-- start of The records --

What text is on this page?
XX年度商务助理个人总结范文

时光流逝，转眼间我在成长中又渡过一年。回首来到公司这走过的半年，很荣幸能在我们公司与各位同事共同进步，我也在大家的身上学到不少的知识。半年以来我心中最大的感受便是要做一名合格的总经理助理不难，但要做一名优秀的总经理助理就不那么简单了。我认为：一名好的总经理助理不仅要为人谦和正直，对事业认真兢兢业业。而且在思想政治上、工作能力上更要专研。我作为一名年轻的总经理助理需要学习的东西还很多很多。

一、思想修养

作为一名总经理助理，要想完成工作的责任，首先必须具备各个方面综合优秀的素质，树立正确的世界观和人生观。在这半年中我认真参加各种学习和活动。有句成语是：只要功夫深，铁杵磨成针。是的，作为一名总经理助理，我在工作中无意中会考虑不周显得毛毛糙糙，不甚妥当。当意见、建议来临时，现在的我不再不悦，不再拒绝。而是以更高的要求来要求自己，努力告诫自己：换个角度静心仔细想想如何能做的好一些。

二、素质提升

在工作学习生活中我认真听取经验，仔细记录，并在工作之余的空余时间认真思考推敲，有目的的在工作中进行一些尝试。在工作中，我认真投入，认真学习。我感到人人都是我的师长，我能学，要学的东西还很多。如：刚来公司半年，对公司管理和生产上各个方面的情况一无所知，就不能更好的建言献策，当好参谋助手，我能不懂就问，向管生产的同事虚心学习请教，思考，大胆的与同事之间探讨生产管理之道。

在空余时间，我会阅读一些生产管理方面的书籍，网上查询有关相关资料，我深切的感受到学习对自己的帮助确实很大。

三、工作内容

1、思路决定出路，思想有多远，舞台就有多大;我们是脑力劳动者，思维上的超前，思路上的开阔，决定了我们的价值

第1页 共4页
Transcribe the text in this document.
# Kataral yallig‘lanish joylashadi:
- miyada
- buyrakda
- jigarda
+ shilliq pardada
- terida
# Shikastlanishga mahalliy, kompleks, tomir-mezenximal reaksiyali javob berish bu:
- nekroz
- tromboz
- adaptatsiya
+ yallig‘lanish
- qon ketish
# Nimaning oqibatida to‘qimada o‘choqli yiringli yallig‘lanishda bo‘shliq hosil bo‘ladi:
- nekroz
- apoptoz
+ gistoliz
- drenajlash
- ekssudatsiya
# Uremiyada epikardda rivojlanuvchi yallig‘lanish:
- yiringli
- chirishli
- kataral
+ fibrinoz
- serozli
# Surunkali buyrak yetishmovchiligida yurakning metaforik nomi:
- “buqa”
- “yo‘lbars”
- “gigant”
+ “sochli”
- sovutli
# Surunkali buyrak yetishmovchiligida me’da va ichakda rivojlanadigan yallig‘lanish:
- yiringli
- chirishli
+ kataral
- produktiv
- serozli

-- end of The records --

Exact output of every entry is required.

_Correct output_
What text is on this page?
XX年度商务助理个人总结范文

时光流逝，转眼间我在成长中又渡过一年。回首来到公司这走过的半年，很荣幸能在我们公司与各位同事共同进步，我也在大家的身上学到不少的知识。半年以来我心中最大的感受便是要做一名合格的总经理助理不难，但要做一名优秀的总经理助理就不那么简单了。我认为：一名好的总经理助理不仅要为人谦和正直，对事业认真兢兢业业。而且在思想政治上、工作能力上更要专研。我作为一名年轻的总经理助理需要学习的东西还很多很多。

一、思想修养

作为一名总经理助理，要想完成工作的责任，首先必须具备各个方面综合优秀的素质，树立正确的世界观和人生观。在这半年中我认真参加各种学习和活动。有句成语是：只要功夫深，铁杵磨成针。是的，作为一名总经理助理，我在工作中无意中会考虑不周显得毛毛糙糙，不甚妥当。当意见、建议来临时，现在的我不再不悦，不再拒绝。而是以更高的要求来要求自己，努力告诫自己：换个角度静心仔细想想如何能做的好一些。

二、素质提升

在工作学习生活中我认真听取经验，仔细记录，并在工作之余的空余时间认真思考推敲，有目的的在工作中进行一些尝试。在工作中，我认真投入，认真学习。我感到人人都是我的师长，我能学，要学的东西还很多。如：刚来公司半年，对公司管理和生产上各个方面的情况一无所知，就不能更好的建言献策，当好参谋助手，我能不懂就问，向管生产的同事虚心学习请教，思考，大胆的与同事之间探讨生产管理之道。

在空余时间，我会阅读一些生产管理方面的书籍，网上查询有关相关资料，我深切的感受到学习对自己的帮助确实很大。

三、工作内容

1、思路决定出路，思想有多远，舞台就有多大;我们是脑力劳动者，思维上的超前，思路上的开阔，决定了我们的价值

第1页 共4页
Transcribe the text in this document.
# Kataral yallig‘lanish joylashadi:
- miyada
- buyrakda
- jigarda
+ shilliq pardada
- terida
# Shikastlanishga mahalliy, kompleks, tomir-mezenximal reaksiyali javob berish bu:
- nekroz
- tromboz
- adaptatsiya
+ yallig‘lanish
- qon ketish
# Nimaning oqibatida to‘qimada o‘choqli yiringli yallig‘lanishda bo‘shliq hosil bo‘ladi:
- nekroz
- apoptoz
+ gistoliz
- drenajlash
- ekssudatsiya
# Uremiyada epikardda rivojlanuvchi yallig‘lanish:
- yiringli
- chirishli
- kataral
+ fibrinoz
- serozli
# Surunkali buyrak yetishmovchiligida yurakning metaforik nomi:
- “buqa”
- “yo‘lbars”
- “gigant”
+ “sochli”
- sovutli
# Surunkali buyrak yetishmovchiligida me’da va ichakda rivojlanadigan yallig‘lanish:
- yiringli
- chirishli
+ kataral
- produktiv
- serozli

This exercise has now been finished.